What to work on: Copy the lines below word for word, and leave the pictures out of your answer.

****************************************

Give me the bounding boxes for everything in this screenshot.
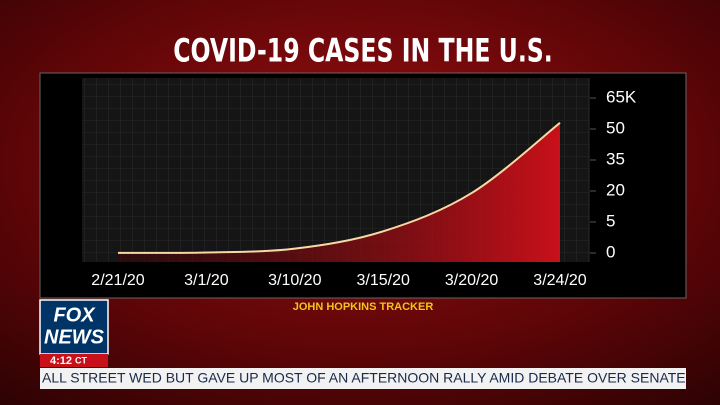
time-box <box>40 354 108 367</box>
y-tick-label: 35 <box>606 149 625 168</box>
y-tick-label: 5 <box>606 211 615 230</box>
logo-bottom: NEWS <box>44 326 105 348</box>
x-tick-label: 3/15/20 <box>357 272 410 289</box>
area <box>118 122 560 262</box>
time-zone: CT <box>75 355 87 365</box>
x-tick-label: 3/1/20 <box>184 272 229 289</box>
x-tick-label: 3/20/20 <box>445 272 498 289</box>
y-tick-label: 65K <box>606 87 637 106</box>
source: JOHN HOPKINS TRACKER <box>293 301 434 313</box>
chart-title: COVID-19 CASES IN THE U.S. <box>173 32 553 69</box>
x-tick-label: 3/24/20 <box>533 272 586 289</box>
time: 4:12 <box>50 355 72 367</box>
ticker-text: ALL STREET WED BUT GAVE UP MOST OF AN AF… <box>42 370 720 386</box>
y-tick-label: 0 <box>606 242 615 261</box>
logo-top: FOX <box>53 304 96 326</box>
line <box>117 122 561 254</box>
y-tick-label: 50 <box>606 118 625 137</box>
logo-box <box>39 299 109 355</box>
x-tick-label: 3/10/20 <box>268 272 321 289</box>
x-axis-band <box>41 266 685 296</box>
y-tick-label: 20 <box>606 180 625 199</box>
ticker-bar <box>40 368 686 389</box>
x-tick-label: 2/21/20 <box>91 272 144 289</box>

****************************************

Result:
Give me the bounding boxes for everything in this screenshot.
time-box <box>40 354 108 367</box>
y-tick-label: 35 <box>606 149 625 168</box>
y-tick-label: 5 <box>606 211 615 230</box>
logo-bottom: NEWS <box>44 326 105 348</box>
x-tick-label: 3/15/20 <box>357 272 410 289</box>
area <box>118 122 560 262</box>
time-zone: CT <box>75 355 87 365</box>
x-tick-label: 3/1/20 <box>184 272 229 289</box>
x-tick-label: 3/20/20 <box>445 272 498 289</box>
y-tick-label: 65K <box>606 87 637 106</box>
source: JOHN HOPKINS TRACKER <box>293 301 434 313</box>
chart-title: COVID-19 CASES IN THE U.S. <box>173 32 553 69</box>
x-tick-label: 3/24/20 <box>533 272 586 289</box>
time: 4:12 <box>50 355 72 367</box>
ticker-text: ALL STREET WED BUT GAVE UP MOST OF AN AF… <box>42 370 720 386</box>
y-tick-label: 0 <box>606 242 615 261</box>
logo-top: FOX <box>53 304 96 326</box>
line <box>117 122 561 254</box>
y-tick-label: 50 <box>606 118 625 137</box>
logo-box <box>39 299 109 355</box>
x-tick-label: 3/10/20 <box>268 272 321 289</box>
x-axis-band <box>41 266 685 296</box>
y-tick-label: 20 <box>606 180 625 199</box>
ticker-bar <box>40 368 686 389</box>
x-tick-label: 2/21/20 <box>91 272 144 289</box>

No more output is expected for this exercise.